Could you give the data below again, exactly and completely?

Collection entries:
* start *

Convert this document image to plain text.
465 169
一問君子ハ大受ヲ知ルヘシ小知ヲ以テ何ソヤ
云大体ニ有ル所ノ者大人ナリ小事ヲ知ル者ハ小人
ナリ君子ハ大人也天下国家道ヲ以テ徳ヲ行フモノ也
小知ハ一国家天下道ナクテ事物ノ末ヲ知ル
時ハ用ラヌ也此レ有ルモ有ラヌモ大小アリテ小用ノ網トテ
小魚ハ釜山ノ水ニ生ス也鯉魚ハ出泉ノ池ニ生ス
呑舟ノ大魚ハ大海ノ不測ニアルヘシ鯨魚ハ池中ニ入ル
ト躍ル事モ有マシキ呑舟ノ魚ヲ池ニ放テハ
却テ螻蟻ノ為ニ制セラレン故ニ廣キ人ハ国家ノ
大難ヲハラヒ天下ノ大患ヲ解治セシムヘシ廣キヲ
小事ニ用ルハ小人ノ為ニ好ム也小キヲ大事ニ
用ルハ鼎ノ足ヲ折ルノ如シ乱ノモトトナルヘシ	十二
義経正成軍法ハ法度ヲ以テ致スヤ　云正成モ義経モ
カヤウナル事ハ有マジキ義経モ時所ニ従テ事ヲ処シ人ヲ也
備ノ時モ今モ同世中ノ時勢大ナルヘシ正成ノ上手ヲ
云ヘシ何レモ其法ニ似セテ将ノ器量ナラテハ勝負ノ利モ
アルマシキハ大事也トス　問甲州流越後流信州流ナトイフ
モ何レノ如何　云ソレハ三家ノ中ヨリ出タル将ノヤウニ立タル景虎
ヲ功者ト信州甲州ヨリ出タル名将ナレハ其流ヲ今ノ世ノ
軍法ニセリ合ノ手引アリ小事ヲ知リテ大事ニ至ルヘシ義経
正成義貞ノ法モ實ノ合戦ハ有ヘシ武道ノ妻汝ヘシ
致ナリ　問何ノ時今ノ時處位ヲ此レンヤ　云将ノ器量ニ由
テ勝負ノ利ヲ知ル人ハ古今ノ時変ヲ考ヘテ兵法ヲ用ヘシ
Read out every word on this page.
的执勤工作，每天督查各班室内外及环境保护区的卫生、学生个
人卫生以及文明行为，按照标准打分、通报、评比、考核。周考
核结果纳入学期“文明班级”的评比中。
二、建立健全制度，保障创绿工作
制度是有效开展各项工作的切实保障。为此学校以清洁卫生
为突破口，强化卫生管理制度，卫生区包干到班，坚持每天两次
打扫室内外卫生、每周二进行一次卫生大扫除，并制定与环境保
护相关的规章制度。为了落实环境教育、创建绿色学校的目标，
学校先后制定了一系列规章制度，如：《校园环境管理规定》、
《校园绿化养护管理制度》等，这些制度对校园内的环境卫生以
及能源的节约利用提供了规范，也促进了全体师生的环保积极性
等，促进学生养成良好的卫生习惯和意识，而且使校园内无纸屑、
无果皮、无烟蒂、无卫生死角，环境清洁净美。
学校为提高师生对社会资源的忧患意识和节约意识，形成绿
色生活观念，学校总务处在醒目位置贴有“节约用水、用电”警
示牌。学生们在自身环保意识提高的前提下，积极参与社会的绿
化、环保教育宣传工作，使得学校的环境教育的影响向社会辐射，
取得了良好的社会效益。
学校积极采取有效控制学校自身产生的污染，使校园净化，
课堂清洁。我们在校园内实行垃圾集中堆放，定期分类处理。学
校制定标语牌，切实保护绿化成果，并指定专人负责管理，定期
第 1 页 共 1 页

* end *

# ANSWER TO THIS TASK:
Convert this document image to plain text.
465 169
一問君子ハ大受ヲ知ルヘシ小知ヲ以テ何ソヤ
云大体ニ有ル所ノ者大人ナリ小事ヲ知ル者ハ小人
ナリ君子ハ大人也天下国家道ヲ以テ徳ヲ行フモノ也
小知ハ一国家天下道ナクテ事物ノ末ヲ知ル
時ハ用ラヌ也此レ有ルモ有ラヌモ大小アリテ小用ノ網トテ
小魚ハ釜山ノ水ニ生ス也鯉魚ハ出泉ノ池ニ生ス
呑舟ノ大魚ハ大海ノ不測ニアルヘシ鯨魚ハ池中ニ入ル
ト躍ル事モ有マシキ呑舟ノ魚ヲ池ニ放テハ
却テ螻蟻ノ為ニ制セラレン故ニ廣キ人ハ国家ノ
大難ヲハラヒ天下ノ大患ヲ解治セシムヘシ廣キヲ
小事ニ用ルハ小人ノ為ニ好ム也小キヲ大事ニ
用ルハ鼎ノ足ヲ折ルノ如シ乱ノモトトナルヘシ	十二
義経正成軍法ハ法度ヲ以テ致スヤ　云正成モ義経モ
カヤウナル事ハ有マジキ義経モ時所ニ従テ事ヲ処シ人ヲ也
備ノ時モ今モ同世中ノ時勢大ナルヘシ正成ノ上手ヲ
云ヘシ何レモ其法ニ似セテ将ノ器量ナラテハ勝負ノ利モ
アルマシキハ大事也トス　問甲州流越後流信州流ナトイフ
モ何レノ如何　云ソレハ三家ノ中ヨリ出タル将ノヤウニ立タル景虎
ヲ功者ト信州甲州ヨリ出タル名将ナレハ其流ヲ今ノ世ノ
軍法ニセリ合ノ手引アリ小事ヲ知リテ大事ニ至ルヘシ義経
正成義貞ノ法モ實ノ合戦ハ有ヘシ武道ノ妻汝ヘシ
致ナリ　問何ノ時今ノ時處位ヲ此レンヤ　云将ノ器量ニ由
テ勝負ノ利ヲ知ル人ハ古今ノ時変ヲ考ヘテ兵法ヲ用ヘシ
Read out every word on this page.
的执勤工作，每天督查各班室内外及环境保护区的卫生、学生个
人卫生以及文明行为，按照标准打分、通报、评比、考核。周考
核结果纳入学期“文明班级”的评比中。
二、建立健全制度，保障创绿工作
制度是有效开展各项工作的切实保障。为此学校以清洁卫生
为突破口，强化卫生管理制度，卫生区包干到班，坚持每天两次
打扫室内外卫生、每周二进行一次卫生大扫除，并制定与环境保
护相关的规章制度。为了落实环境教育、创建绿色学校的目标，
学校先后制定了一系列规章制度，如：《校园环境管理规定》、
《校园绿化养护管理制度》等，这些制度对校园内的环境卫生以
及能源的节约利用提供了规范，也促进了全体师生的环保积极性
等，促进学生养成良好的卫生习惯和意识，而且使校园内无纸屑、
无果皮、无烟蒂、无卫生死角，环境清洁净美。
学校为提高师生对社会资源的忧患意识和节约意识，形成绿
色生活观念，学校总务处在醒目位置贴有“节约用水、用电”警
示牌。学生们在自身环保意识提高的前提下，积极参与社会的绿
化、环保教育宣传工作，使得学校的环境教育的影响向社会辐射，
取得了良好的社会效益。
学校积极采取有效控制学校自身产生的污染，使校园净化，
课堂清洁。我们在校园内实行垃圾集中堆放，定期分类处理。学
校制定标语牌，切实保护绿化成果，并指定专人负责管理，定期
第 1 页 共 1 页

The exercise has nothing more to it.